### Short problem
Repeat the material below exactly, with no pictures.

• • • • • • •

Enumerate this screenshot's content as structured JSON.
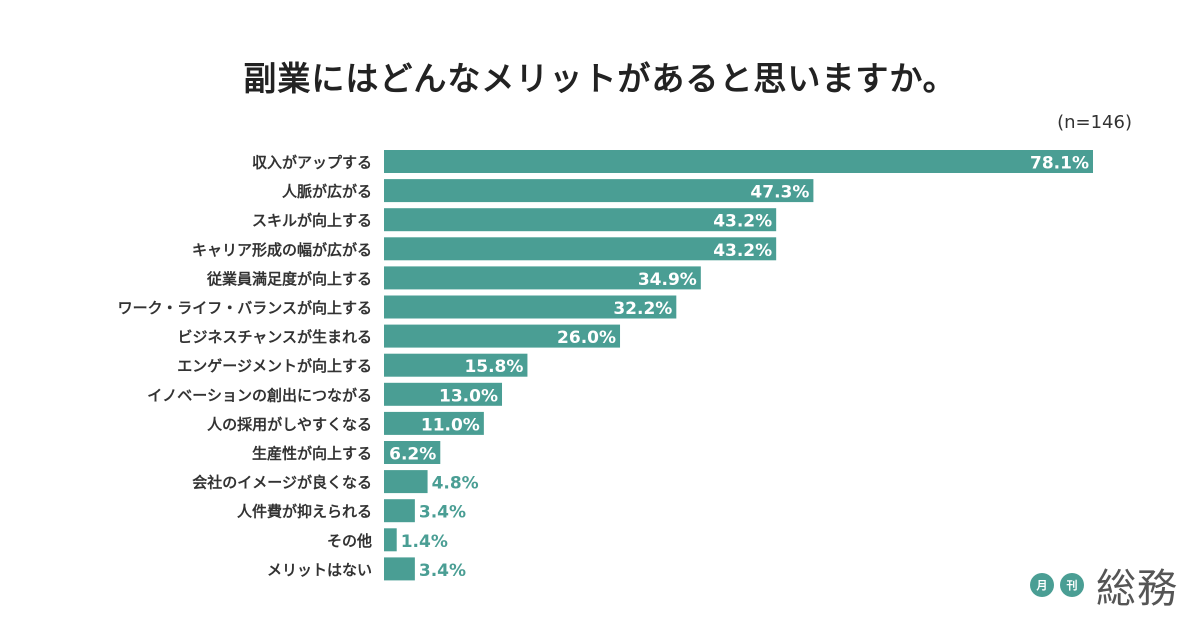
{
  "chart_data": {
    "type": "bar",
    "orientation": "horizontal",
    "title": "副業にはどんなメリットがあると思いますか。",
    "sample_note": "(n=146)",
    "unit": "%",
    "categories": [
      "収入がアップする",
      "人脈が広がる",
      "スキルが向上する",
      "キャリア形成の幅が広がる",
      "従業員満足度が向上する",
      "ワーク・ライフ・バランスが向上する",
      "ビジネスチャンスが生まれる",
      "エンゲージメントが向上する",
      "イノベーションの創出につながる",
      "人の採用がしやすくなる",
      "生産性が向上する",
      "会社のイメージが良くなる",
      "人件費が抑えられる",
      "その他",
      "メリットはない"
    ],
    "values": [
      78.1,
      47.3,
      43.2,
      43.2,
      34.9,
      32.2,
      26.0,
      15.8,
      13.0,
      11.0,
      6.2,
      4.8,
      3.4,
      1.4,
      3.4
    ],
    "value_labels": [
      "78.1%",
      "47.3%",
      "43.2%",
      "43.2%",
      "34.9%",
      "32.2%",
      "26.0%",
      "15.8%",
      "13.0%",
      "11.0%",
      "6.2%",
      "4.8%",
      "3.4%",
      "1.4%",
      "3.4%"
    ],
    "xlim": [
      0,
      100
    ],
    "grid": false,
    "bar_color": "#4a9e94"
  },
  "logo": {
    "badge1": "月",
    "badge2": "刊",
    "name": "総務"
  }
}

• • • • • • •

### Solution below
Enumerate this screenshot's content as structured JSON.
{
  "chart_data": {
    "type": "bar",
    "orientation": "horizontal",
    "title": "副業にはどんなメリットがあると思いますか。",
    "sample_note": "(n=146)",
    "unit": "%",
    "categories": [
      "収入がアップする",
      "人脈が広がる",
      "スキルが向上する",
      "キャリア形成の幅が広がる",
      "従業員満足度が向上する",
      "ワーク・ライフ・バランスが向上する",
      "ビジネスチャンスが生まれる",
      "エンゲージメントが向上する",
      "イノベーションの創出につながる",
      "人の採用がしやすくなる",
      "生産性が向上する",
      "会社のイメージが良くなる",
      "人件費が抑えられる",
      "その他",
      "メリットはない"
    ],
    "values": [
      78.1,
      47.3,
      43.2,
      43.2,
      34.9,
      32.2,
      26.0,
      15.8,
      13.0,
      11.0,
      6.2,
      4.8,
      3.4,
      1.4,
      3.4
    ],
    "value_labels": [
      "78.1%",
      "47.3%",
      "43.2%",
      "43.2%",
      "34.9%",
      "32.2%",
      "26.0%",
      "15.8%",
      "13.0%",
      "11.0%",
      "6.2%",
      "4.8%",
      "3.4%",
      "1.4%",
      "3.4%"
    ],
    "xlim": [
      0,
      100
    ],
    "grid": false,
    "bar_color": "#4a9e94"
  },
  "logo": {
    "badge1": "月",
    "badge2": "刊",
    "name": "総務"
  }
}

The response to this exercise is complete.